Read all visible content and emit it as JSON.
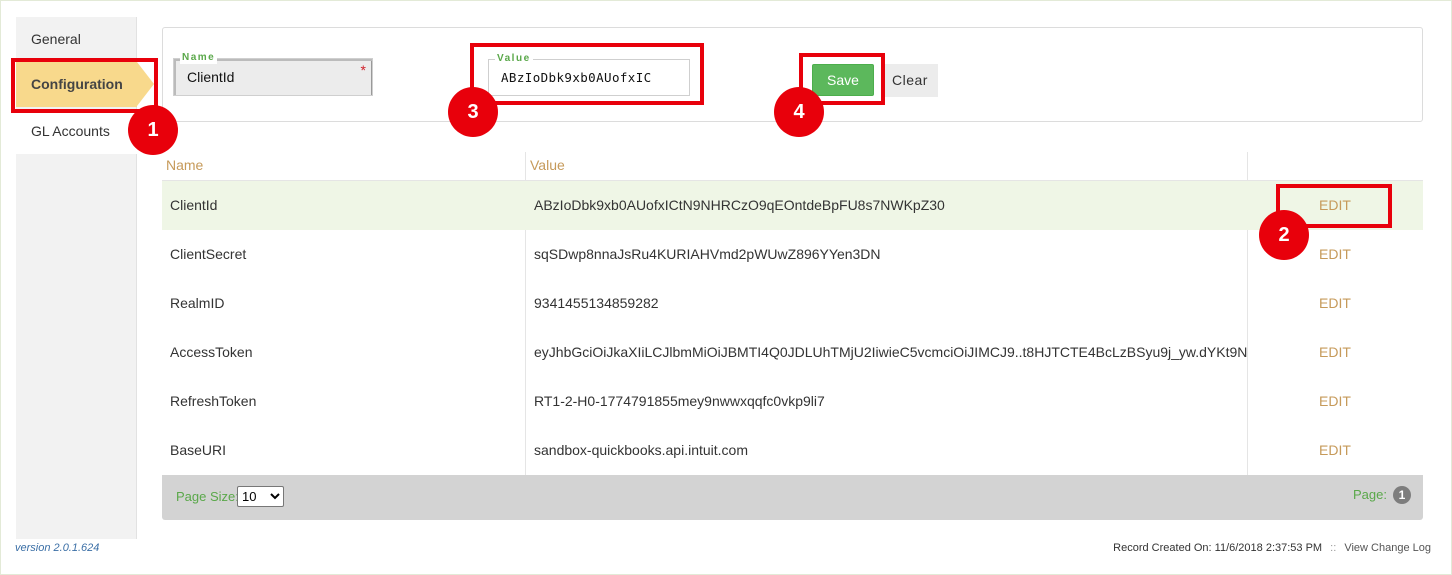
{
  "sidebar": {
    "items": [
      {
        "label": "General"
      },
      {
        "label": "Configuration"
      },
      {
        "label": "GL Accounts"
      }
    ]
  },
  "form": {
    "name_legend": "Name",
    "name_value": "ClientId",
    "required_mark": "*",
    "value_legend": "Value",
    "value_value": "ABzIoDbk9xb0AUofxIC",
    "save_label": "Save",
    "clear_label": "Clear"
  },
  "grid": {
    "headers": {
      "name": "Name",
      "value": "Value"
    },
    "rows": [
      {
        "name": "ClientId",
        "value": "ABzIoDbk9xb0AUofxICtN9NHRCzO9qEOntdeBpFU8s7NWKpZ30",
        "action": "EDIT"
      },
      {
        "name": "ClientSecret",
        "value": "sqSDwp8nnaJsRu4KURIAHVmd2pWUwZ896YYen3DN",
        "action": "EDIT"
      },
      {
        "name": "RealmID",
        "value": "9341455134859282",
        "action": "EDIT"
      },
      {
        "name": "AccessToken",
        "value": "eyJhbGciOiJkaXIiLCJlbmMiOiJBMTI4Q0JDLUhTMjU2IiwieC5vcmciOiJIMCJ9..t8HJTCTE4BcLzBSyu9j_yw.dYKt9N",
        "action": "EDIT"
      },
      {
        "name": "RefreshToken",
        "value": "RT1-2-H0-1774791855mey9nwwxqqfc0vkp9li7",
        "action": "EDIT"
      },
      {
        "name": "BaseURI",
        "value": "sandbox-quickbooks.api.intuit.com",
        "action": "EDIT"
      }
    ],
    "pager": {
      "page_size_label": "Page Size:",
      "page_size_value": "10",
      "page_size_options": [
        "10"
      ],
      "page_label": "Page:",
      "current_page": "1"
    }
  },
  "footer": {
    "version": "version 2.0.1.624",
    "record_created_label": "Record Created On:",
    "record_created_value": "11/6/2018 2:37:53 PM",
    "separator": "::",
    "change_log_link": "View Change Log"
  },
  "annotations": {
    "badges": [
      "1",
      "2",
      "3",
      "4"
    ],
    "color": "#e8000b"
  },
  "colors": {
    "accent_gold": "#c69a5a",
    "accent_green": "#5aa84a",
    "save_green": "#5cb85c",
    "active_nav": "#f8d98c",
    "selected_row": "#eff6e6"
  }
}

◇ ◇ ◇ ◇ ◇ ◇ ◇

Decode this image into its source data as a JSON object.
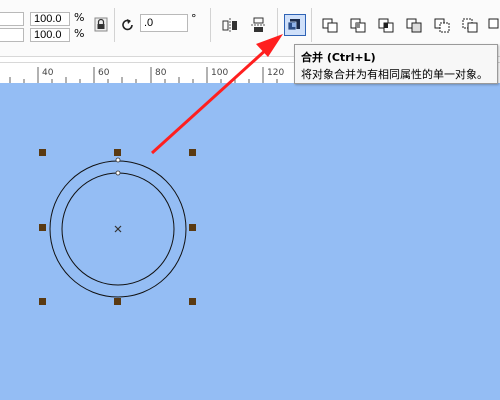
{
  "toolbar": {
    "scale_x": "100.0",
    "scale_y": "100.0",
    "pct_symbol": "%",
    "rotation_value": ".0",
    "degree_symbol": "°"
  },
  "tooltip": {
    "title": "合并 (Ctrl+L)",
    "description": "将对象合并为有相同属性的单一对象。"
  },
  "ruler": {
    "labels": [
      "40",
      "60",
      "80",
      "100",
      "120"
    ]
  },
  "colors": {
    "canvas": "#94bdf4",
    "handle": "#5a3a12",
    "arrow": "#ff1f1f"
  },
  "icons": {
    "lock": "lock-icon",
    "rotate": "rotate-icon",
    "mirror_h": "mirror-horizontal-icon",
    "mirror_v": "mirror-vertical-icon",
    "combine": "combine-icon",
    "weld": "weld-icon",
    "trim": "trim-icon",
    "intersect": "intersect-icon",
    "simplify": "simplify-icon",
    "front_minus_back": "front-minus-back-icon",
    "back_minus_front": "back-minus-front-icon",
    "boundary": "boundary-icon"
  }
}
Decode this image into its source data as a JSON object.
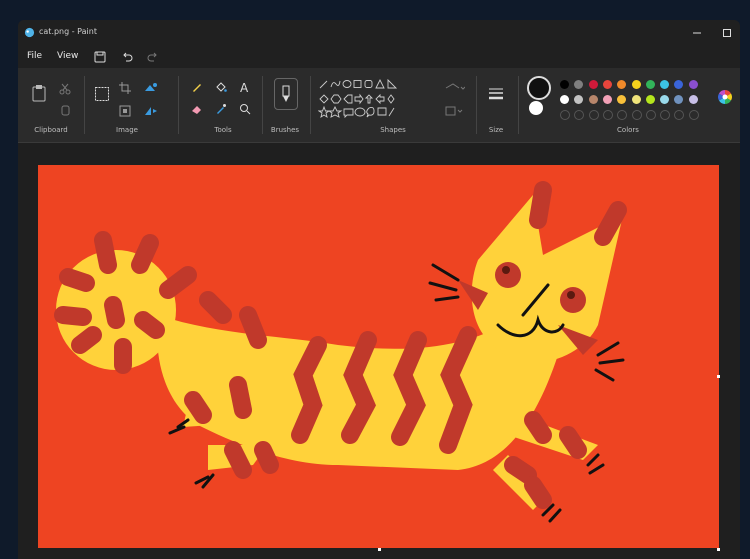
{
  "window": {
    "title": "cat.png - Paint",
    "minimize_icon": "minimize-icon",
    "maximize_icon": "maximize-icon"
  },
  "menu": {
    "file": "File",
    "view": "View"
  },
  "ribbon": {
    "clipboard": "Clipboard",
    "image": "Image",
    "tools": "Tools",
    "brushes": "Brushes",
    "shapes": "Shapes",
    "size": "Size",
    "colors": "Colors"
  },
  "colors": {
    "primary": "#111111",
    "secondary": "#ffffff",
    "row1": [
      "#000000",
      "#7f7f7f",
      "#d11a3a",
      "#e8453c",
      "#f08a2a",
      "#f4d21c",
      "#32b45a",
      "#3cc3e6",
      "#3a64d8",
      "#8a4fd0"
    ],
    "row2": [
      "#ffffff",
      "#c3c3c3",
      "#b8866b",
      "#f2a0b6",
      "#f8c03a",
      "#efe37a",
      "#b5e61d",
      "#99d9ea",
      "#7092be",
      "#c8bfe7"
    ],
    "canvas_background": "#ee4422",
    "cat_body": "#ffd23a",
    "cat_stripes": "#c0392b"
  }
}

◇ ◇ ◇ ◇ ◇ ◇ ◇

Task: Copy out every line with the word "front".

Complete response:
    "front_minus_back": "front-minus-back-icon",
    "back_minus_front": "back-minus-front-icon",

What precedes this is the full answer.